## YOUR INSTRUCTIONS:
Assemble all lines in which the string "coupon" appears.

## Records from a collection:
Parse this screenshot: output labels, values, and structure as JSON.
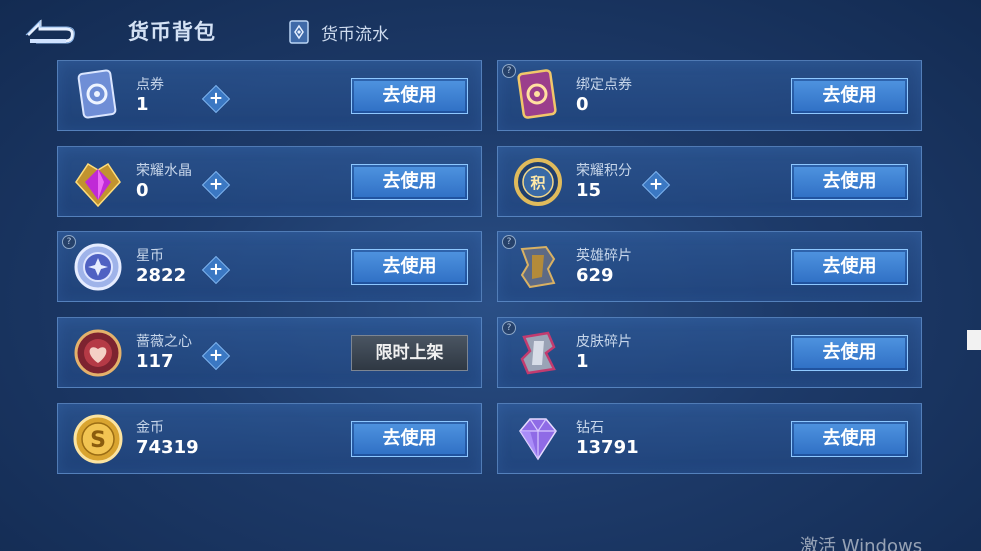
{
  "header": {
    "title": "货币背包",
    "flow_tab_label": "货币流水"
  },
  "cards": [
    {
      "name": "点券",
      "value": "1",
      "has_plus": true,
      "help": false,
      "action": "去使用",
      "action_type": "use",
      "icon": "coupon-icon"
    },
    {
      "name": "绑定点券",
      "value": "0",
      "has_plus": false,
      "help": true,
      "action": "去使用",
      "action_type": "use",
      "icon": "bound-coupon-icon"
    },
    {
      "name": "荣耀水晶",
      "value": "0",
      "has_plus": true,
      "help": false,
      "action": "去使用",
      "action_type": "use",
      "icon": "glory-crystal-icon"
    },
    {
      "name": "荣耀积分",
      "value": "15",
      "has_plus": true,
      "help": false,
      "action": "去使用",
      "action_type": "use",
      "icon": "glory-points-icon"
    },
    {
      "name": "星币",
      "value": "2822",
      "has_plus": true,
      "help": true,
      "action": "去使用",
      "action_type": "use",
      "icon": "star-coin-icon"
    },
    {
      "name": "英雄碎片",
      "value": "629",
      "has_plus": false,
      "help": true,
      "action": "去使用",
      "action_type": "use",
      "icon": "hero-fragment-icon"
    },
    {
      "name": "蔷薇之心",
      "value": "117",
      "has_plus": true,
      "help": false,
      "action": "限时上架",
      "action_type": "limited",
      "icon": "rose-heart-icon"
    },
    {
      "name": "皮肤碎片",
      "value": "1",
      "has_plus": false,
      "help": true,
      "action": "去使用",
      "action_type": "use",
      "icon": "skin-fragment-icon"
    },
    {
      "name": "金币",
      "value": "74319",
      "has_plus": false,
      "help": false,
      "action": "去使用",
      "action_type": "use",
      "icon": "gold-coin-icon"
    },
    {
      "name": "钻石",
      "value": "13791",
      "has_plus": false,
      "help": false,
      "action": "去使用",
      "action_type": "use",
      "icon": "diamond-icon"
    }
  ],
  "help_mark": "?",
  "plus_symbol": "+",
  "watermark": "激活 Windows"
}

## COMPLETE OUTPUT:
      "icon": "coupon-icon"
      "icon": "bound-coupon-icon"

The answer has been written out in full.